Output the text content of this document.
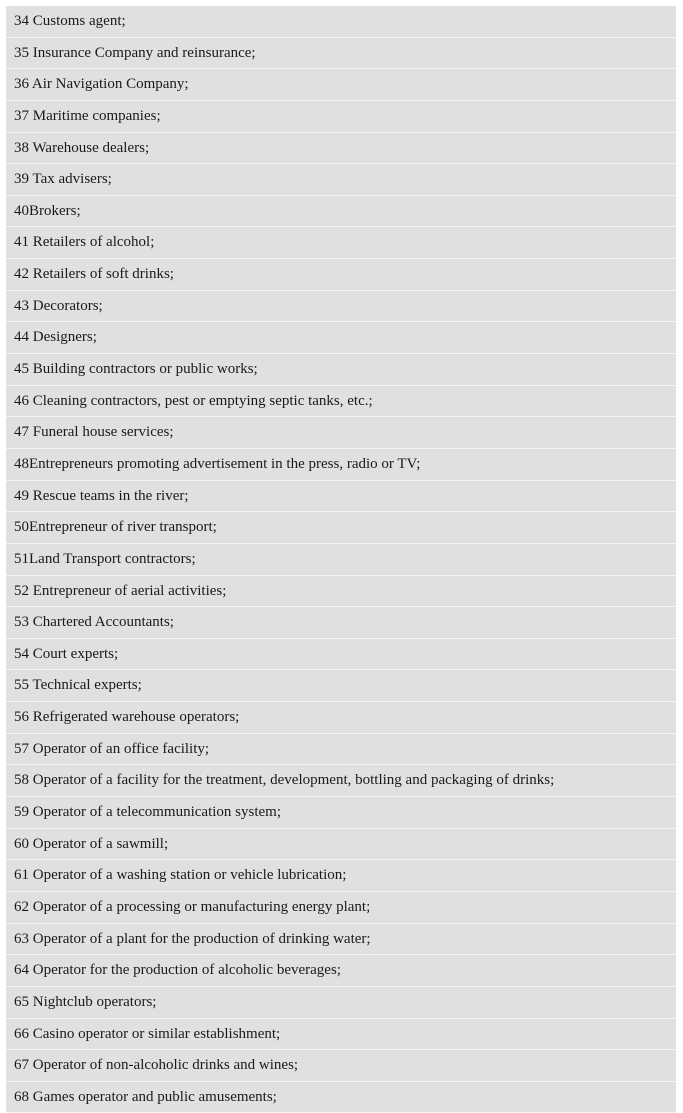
34 Customs agent;
35 Insurance Company and reinsurance;
36 Air Navigation Company;
37 Maritime companies;
38 Warehouse dealers;
39 Tax advisers;
40Brokers;
41 Retailers of alcohol;
42 Retailers of soft drinks;
43 Decorators;
44 Designers;
45 Building contractors or public works;
46 Cleaning contractors, pest or emptying septic tanks, etc.;
47 Funeral house services;
48Entrepreneurs promoting advertisement in the press, radio or TV;
49 Rescue teams in the river;
50Entrepreneur of river transport;
51Land Transport contractors;
52 Entrepreneur of aerial activities;
53 Chartered Accountants;
54 Court experts;
55 Technical experts;
56 Refrigerated warehouse operators;
57 Operator of an office facility;
58 Operator of a facility for the treatment, development, bottling and packaging of drinks;
59 Operator of a telecommunication system;
60 Operator of a sawmill;
61 Operator of a washing station or vehicle lubrication;
62 Operator of a processing or manufacturing energy plant;
63 Operator of a plant for the production of drinking water;
64 Operator for the production of alcoholic beverages;
65 Nightclub operators;
66 Casino operator or similar establishment;
67 Operator of non-alcoholic drinks and wines;
68 Games operator and public amusements;
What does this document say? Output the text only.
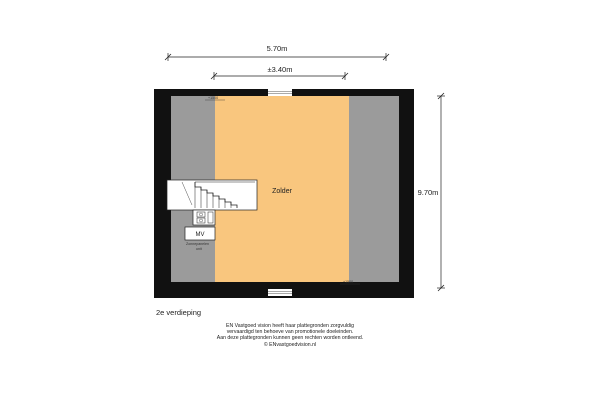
5.70m
±3.40m
9.70m
MV
Zonnepanelen
unit
+1500
+1500
Zolder
2e verdieping
EN Vastgoed vision heeft haar plattegronden zorgvuldig
vervaardigd ten behoeve van promotionele doeleinden.
Aan deze plattegronden kunnen geen rechten worden ontleend.
© ENvastgoedvision.nl
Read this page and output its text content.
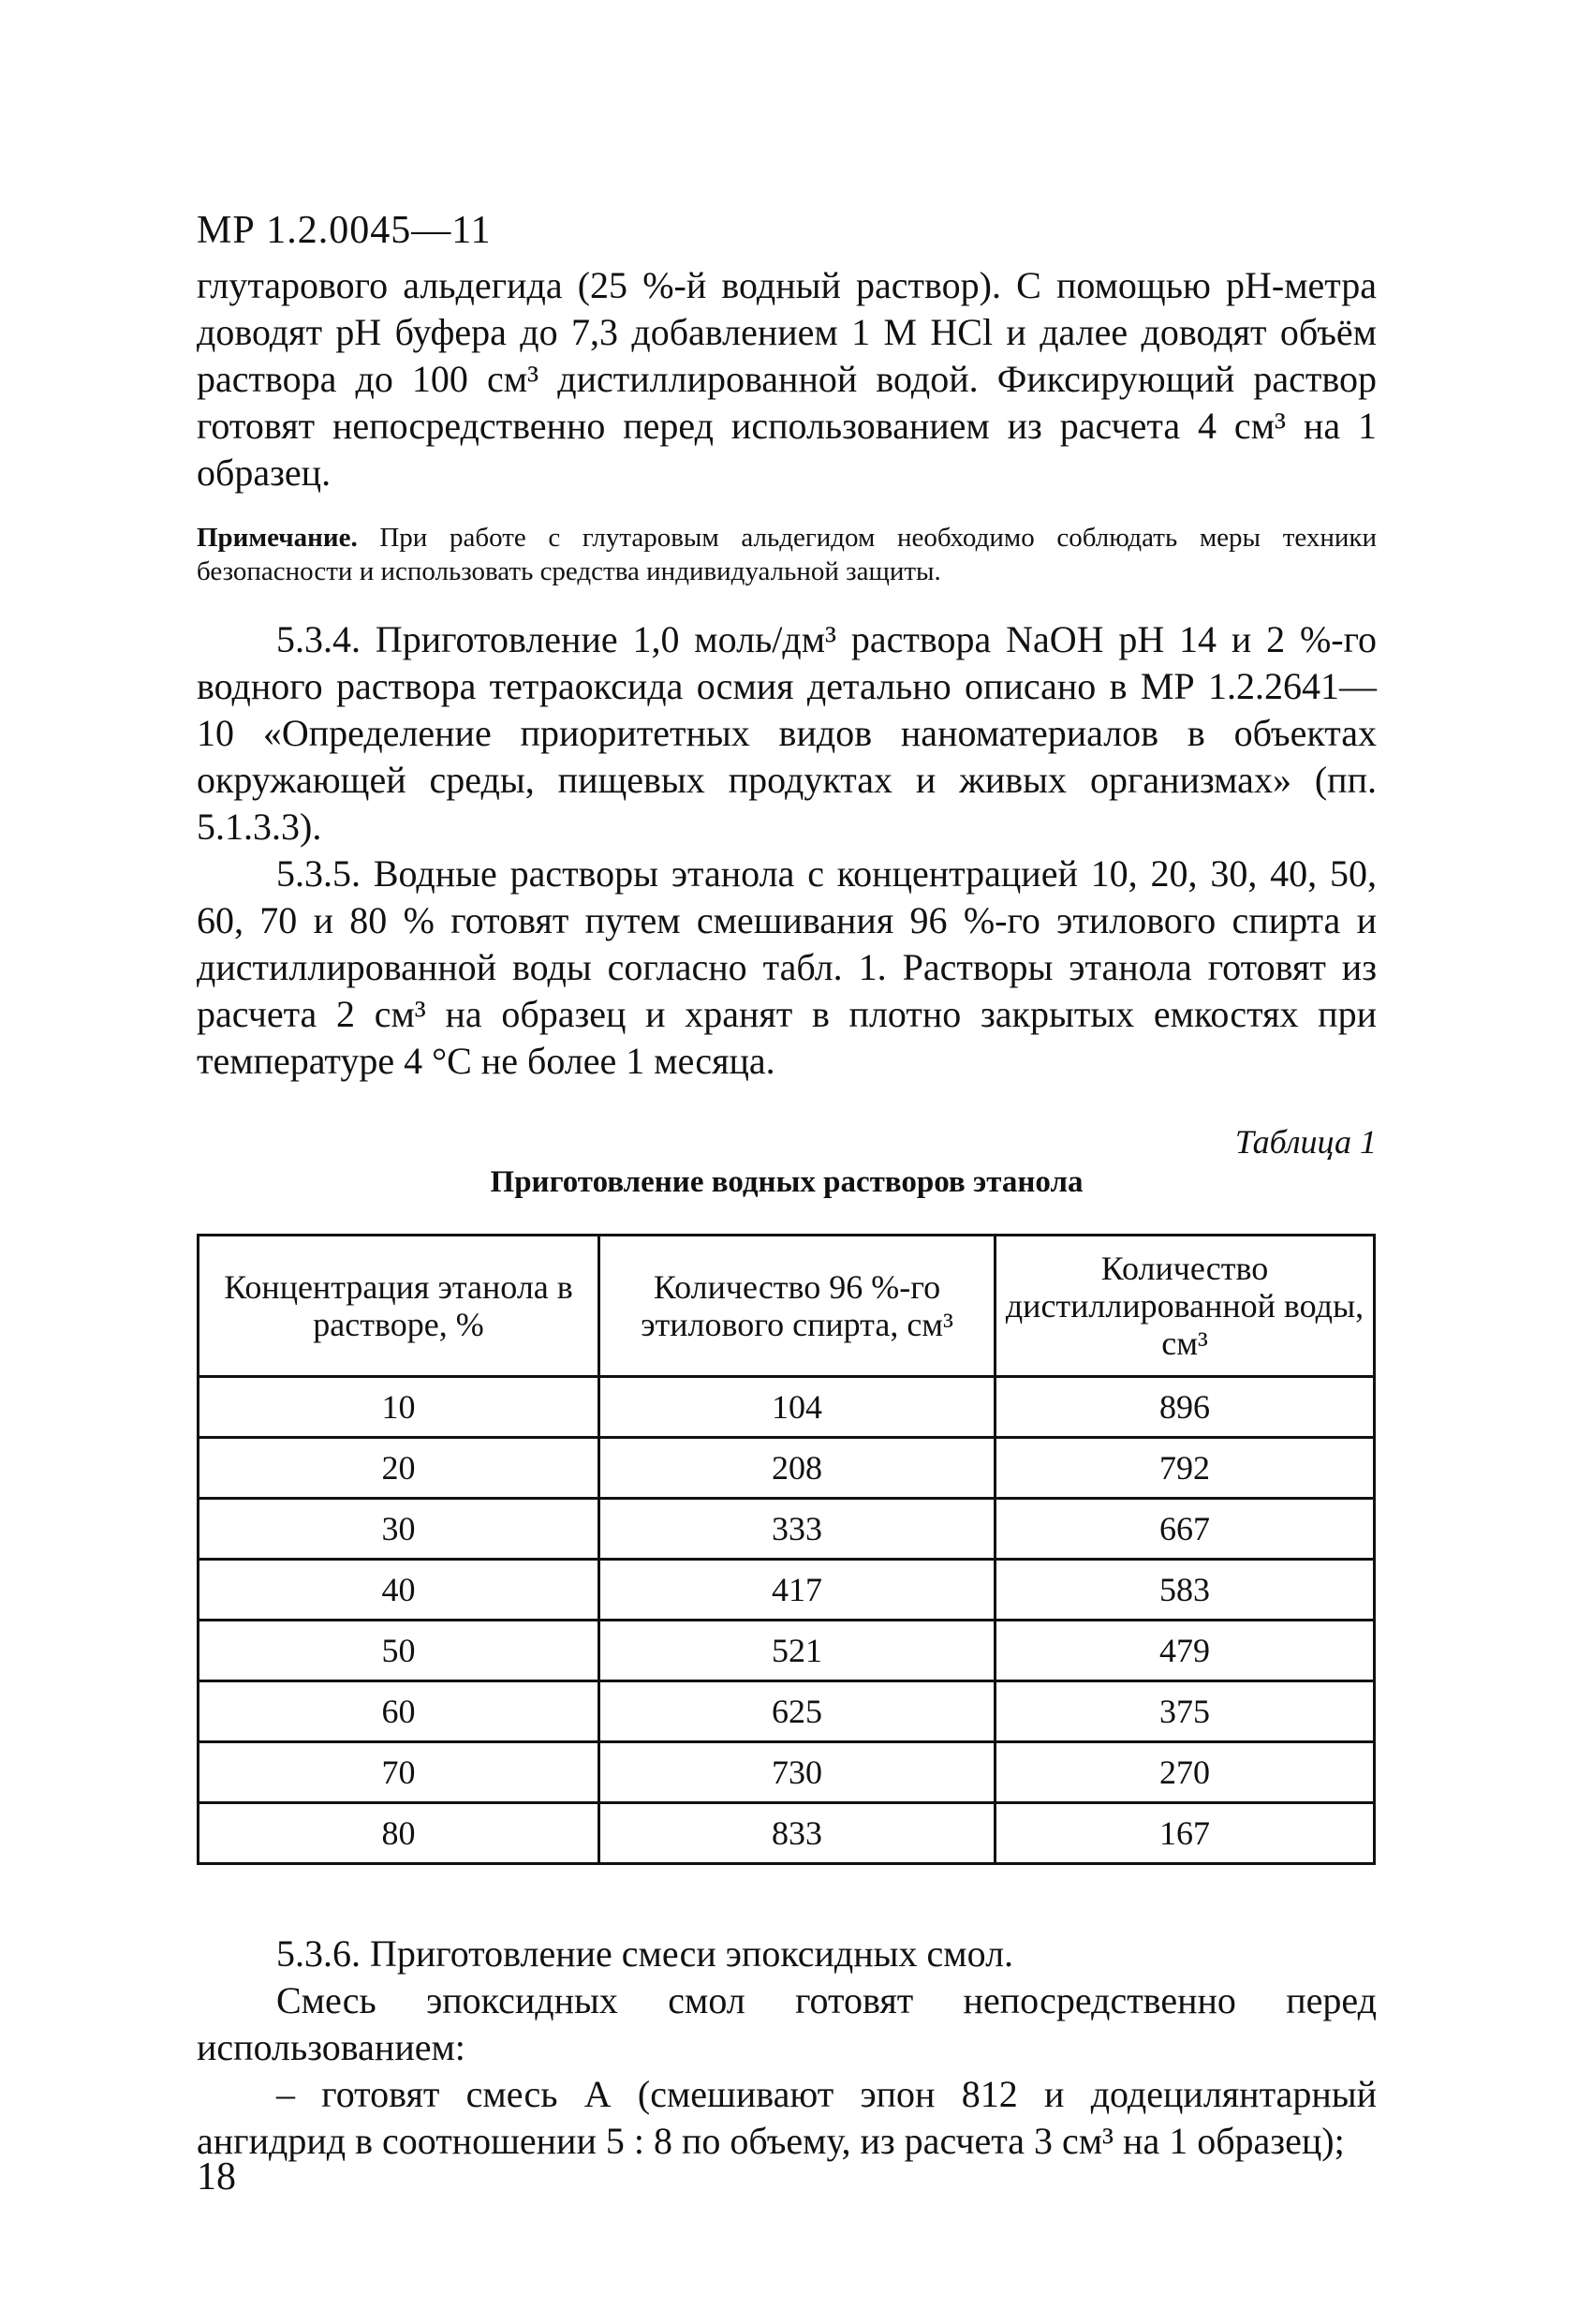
МР 1.2.0045—11

глутарового альдегида (25 %-й водный раствор). С помощью pH-метра доводят pH буфера до 7,3 добавлением 1 М HCl и далее доводят объём раствора до 100 см³ дистиллированной водой. Фиксирующий раствор готовят непосредственно перед использованием из расчета 4 см³ на 1 образец.

Примечание. При работе с глутаровым альдегидом необходимо соблюдать меры техники безопасности и использовать средства индивидуальной защиты.

5.3.4. Приготовление 1,0 моль/дм³ раствора NaOH pH 14 и 2 %-го водного раствора тетраоксида осмия детально описано в МР 1.2.2641—10 «Определение приоритетных видов наноматериалов в объектах окружающей среды, пищевых продуктах и живых организмах» (пп. 5.1.3.3).

5.3.5. Водные растворы этанола с концентрацией 10, 20, 30, 40, 50, 60, 70 и 80 % готовят путем смешивания 96 %-го этилового спирта и дистиллированной воды согласно табл. 1. Растворы этанола готовят из расчета 2 см³ на образец и хранят в плотно закрытых емкостях при температуре 4 °С не более 1 месяца.

Таблица 1
Приготовление водных растворов этанола
Концентрация этанола в растворе, %	Количество 96 %-го этилового спирта, см³	Количество дистиллированной воды, см³
10	104	896
20	208	792
30	333	667
40	417	583
50	521	479
60	625	375
70	730	270
80	833	167

5.3.6. Приготовление смеси эпоксидных смол.

Смесь эпоксидных смол готовят непосредственно перед использованием:

– готовят смесь А (смешивают эпон 812 и додецилянтарный ангидрид в соотношении 5 : 8 по объему, из расчета 3 см³ на 1 образец);

18
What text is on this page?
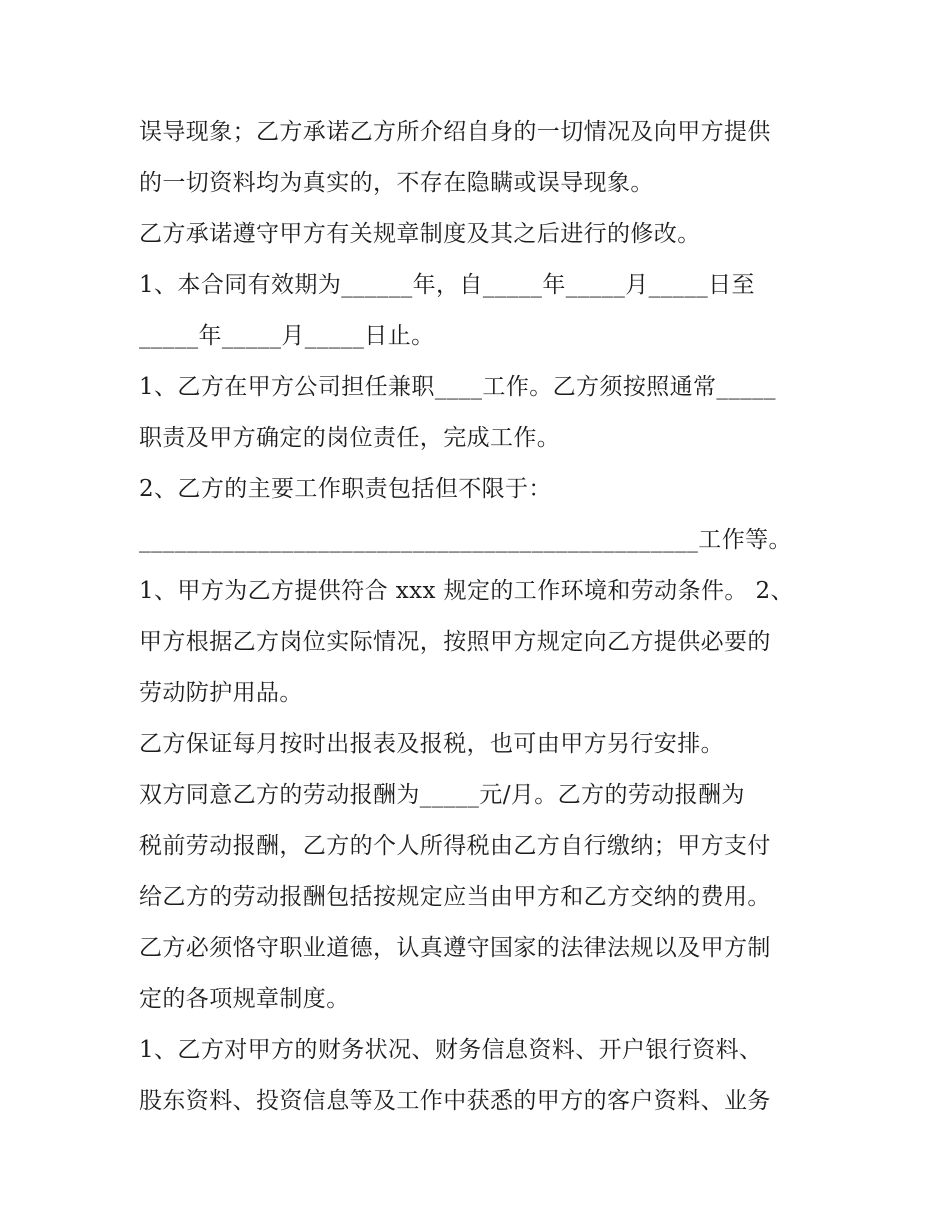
误导现象；乙方承诺乙方所介绍自身的一切情况及向甲方提供
的一切资料均为真实的，不存在隐瞒或误导现象。
乙方承诺遵守甲方有关规章制度及其之后进行的修改。
1、本合同有效期为______年，自_____年_____月_____日至
_____年_____月_____日止。
1、乙方在甲方公司担任兼职____工作。乙方须按照通常_____
职责及甲方确定的岗位责任，完成工作。
2、乙方的主要工作职责包括但不限于：
_______________________________________________工作等。
1、甲方为乙方提供符合 xxx 规定的工作环境和劳动条件。 2、
甲方根据乙方岗位实际情况，按照甲方规定向乙方提供必要的
劳动防护用品。
乙方保证每月按时出报表及报税，也可由甲方另行安排。
双方同意乙方的劳动报酬为_____元/月。乙方的劳动报酬为
税前劳动报酬，乙方的个人所得税由乙方自行缴纳；甲方支付
给乙方的劳动报酬包括按规定应当由甲方和乙方交纳的费用。
乙方必须恪守职业道德，认真遵守国家的法律法规以及甲方制
定的各项规章制度。
1、乙方对甲方的财务状况、财务信息资料、开户银行资料、
股东资料、投资信息等及工作中获悉的甲方的客户资料、业务
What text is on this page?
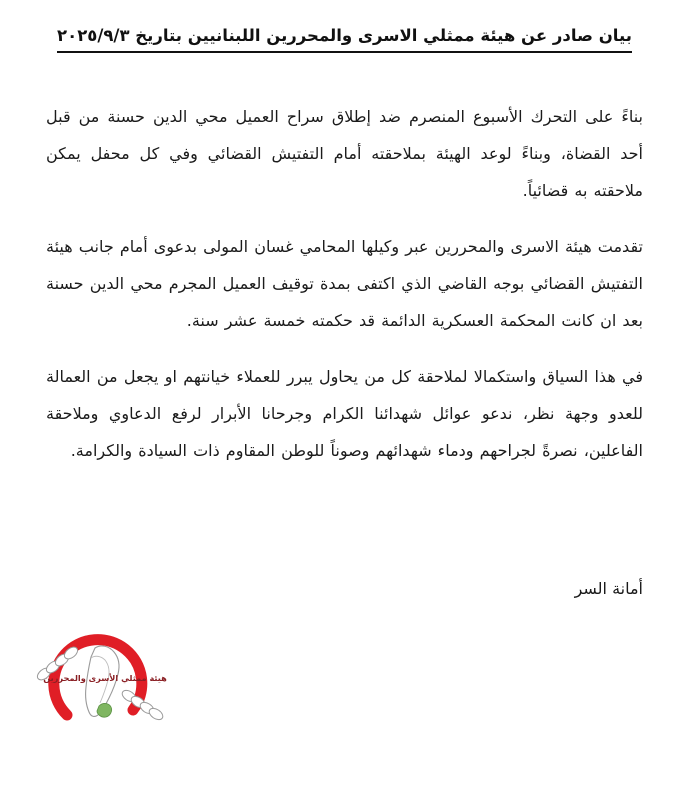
بيان صادر عن هيئة ممثلي الاسرى والمحررين اللبنانيين بتاريخ ٢٠٢٥/٩/٣

بناءً على التحرك الأسبوع المنصرم ضد إطلاق سراح العميل محي الدين حسنة من قبل أحد القضاة، وبناءً لوعد الهيئة بملاحقته أمام التفتيش القضائي وفي كل محفل يمكن ملاحقته به قضائياً.

تقدمت هيئة الاسرى والمحررين عبر وكيلها المحامي غسان المولى بدعوى أمام جانب هيئة التفتيش القضائي بوجه القاضي الذي اكتفى بمدة توقيف العميل المجرم محي الدين حسنة بعد ان كانت المحكمة العسكرية الدائمة قد حكمته خمسة عشر سنة.

في هذا السياق واستكمالا لملاحقة كل من يحاول يبرر للعملاء خيانتهم او يجعل من العمالة للعدو وجهة نظر، ندعو عوائل شهدائنا الكرام وجرحانا الأبرار لرفع الدعاوي وملاحقة الفاعلين، نصرةً لجراحهم ودماء شهدائهم وصوناً للوطن المقاوم ذات السيادة والكرامة.

أمانة السر
هيئة ممثلي الأسرى والمحررين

Task to complete :: Exclude the images, then output the data above word for word.

Answer to this task ::
Output the text content of this document.
34 Customs agent;
35 Insurance Company and reinsurance;
36 Air Navigation Company;
37 Maritime companies;
38 Warehouse dealers;
39 Tax advisers;
40Brokers;
41 Retailers of alcohol;
42 Retailers of soft drinks;
43 Decorators;
44 Designers;
45 Building contractors or public works;
46 Cleaning contractors, pest or emptying septic tanks, etc.;
47 Funeral house services;
48Entrepreneurs promoting advertisement in the press, radio or TV;
49 Rescue teams in the river;
50Entrepreneur of river transport;
51Land Transport contractors;
52 Entrepreneur of aerial activities;
53 Chartered Accountants;
54 Court experts;
55 Technical experts;
56 Refrigerated warehouse operators;
57 Operator of an office facility;
58 Operator of a facility for the treatment, development, bottling and packaging of drinks;
59 Operator of a telecommunication system;
60 Operator of a sawmill;
61 Operator of a washing station or vehicle lubrication;
62 Operator of a processing or manufacturing energy plant;
63 Operator of a plant for the production of drinking water;
64 Operator for the production of alcoholic beverages;
65 Nightclub operators;
66 Casino operator or similar establishment;
67 Operator of non-alcoholic drinks and wines;
68 Games operator and public amusements;
What does this document say? Output the text only.
5.70m
±3.40m
9.70m
MV
Zonnepanelen
unit
+1500
+1500
Zolder
2e verdieping
EN Vastgoed vision heeft haar plattegronden zorgvuldig
vervaardigd ten behoeve van promotionele doeleinden.
Aan deze plattegronden kunnen geen rechten worden ontleend.
© ENvastgoedvision.nl
Read this page and output its text content.
МР 1.2.0045—11

глутарового альдегида (25 %-й водный раствор). С помощью pH-метра доводят pH буфера до 7,3 добавлением 1 М HCl и далее доводят объём раствора до 100 см³ дистиллированной водой. Фиксирующий раствор готовят непосредственно перед использованием из расчета 4 см³ на 1 образец.

Примечание. При работе с глутаровым альдегидом необходимо соблюдать меры техники безопасности и использовать средства индивидуальной защиты.

5.3.4. Приготовление 1,0 моль/дм³ раствора NaOH pH 14 и 2 %-го водного раствора тетраоксида осмия детально описано в МР 1.2.2641—10 «Определение приоритетных видов наноматериалов в объектах окружающей среды, пищевых продуктах и живых организмах» (пп. 5.1.3.3).

5.3.5. Водные растворы этанола с концентрацией 10, 20, 30, 40, 50, 60, 70 и 80 % готовят путем смешивания 96 %-го этилового спирта и дистиллированной воды согласно табл. 1. Растворы этанола готовят из расчета 2 см³ на образец и хранят в плотно закрытых емкостях при температуре 4 °С не более 1 месяца.

Таблица 1
Приготовление водных растворов этанола
Концентрация этанола в растворе, %	Количество 96 %-го этилового спирта, см³	Количество дистиллированной воды, см³
10	104	896
20	208	792
30	333	667
40	417	583
50	521	479
60	625	375
70	730	270
80	833	167

5.3.6. Приготовление смеси эпоксидных смол.

Смесь эпоксидных смол готовят непосредственно перед использованием:

– готовят смесь А (смешивают эпон 812 и додецилянтарный ангидрид в соотношении 5 : 8 по объему, из расчета 3 см³ на 1 образец);

18
What text is on this page?
误导现象；乙方承诺乙方所介绍自身的一切情况及向甲方提供
的一切资料均为真实的，不存在隐瞒或误导现象。
乙方承诺遵守甲方有关规章制度及其之后进行的修改。
1、本合同有效期为______年，自_____年_____月_____日至
_____年_____月_____日止。
1、乙方在甲方公司担任兼职____工作。乙方须按照通常_____
职责及甲方确定的岗位责任，完成工作。
2、乙方的主要工作职责包括但不限于：
_______________________________________________工作等。
1、甲方为乙方提供符合 xxx 规定的工作环境和劳动条件。 2、
甲方根据乙方岗位实际情况，按照甲方规定向乙方提供必要的
劳动防护用品。
乙方保证每月按时出报表及报税，也可由甲方另行安排。
双方同意乙方的劳动报酬为_____元/月。乙方的劳动报酬为
税前劳动报酬，乙方的个人所得税由乙方自行缴纳；甲方支付
给乙方的劳动报酬包括按规定应当由甲方和乙方交纳的费用。
乙方必须恪守职业道德，认真遵守国家的法律法规以及甲方制
定的各项规章制度。
1、乙方对甲方的财务状况、财务信息资料、开户银行资料、
股东资料、投资信息等及工作中获悉的甲方的客户资料、业务
What text is on this page?
بيان صادر عن هيئة ممثلي الاسرى والمحررين اللبنانيين بتاريخ ٢٠٢٥/٩/٣

بناءً على التحرك الأسبوع المنصرم ضد إطلاق سراح العميل محي الدين حسنة من قبل أحد القضاة، وبناءً لوعد الهيئة بملاحقته أمام التفتيش القضائي وفي كل محفل يمكن ملاحقته به قضائياً.

تقدمت هيئة الاسرى والمحررين عبر وكيلها المحامي غسان المولى بدعوى أمام جانب هيئة التفتيش القضائي بوجه القاضي الذي اكتفى بمدة توقيف العميل المجرم محي الدين حسنة بعد ان كانت المحكمة العسكرية الدائمة قد حكمته خمسة عشر سنة.

في هذا السياق واستكمالا لملاحقة كل من يحاول يبرر للعملاء خيانتهم او يجعل من العمالة للعدو وجهة نظر، ندعو عوائل شهدائنا الكرام وجرحانا الأبرار لرفع الدعاوي وملاحقة الفاعلين، نصرةً لجراحهم ودماء شهدائهم وصوناً للوطن المقاوم ذات السيادة والكرامة.

أمانة السر
هيئة ممثلي الأسرى والمحررين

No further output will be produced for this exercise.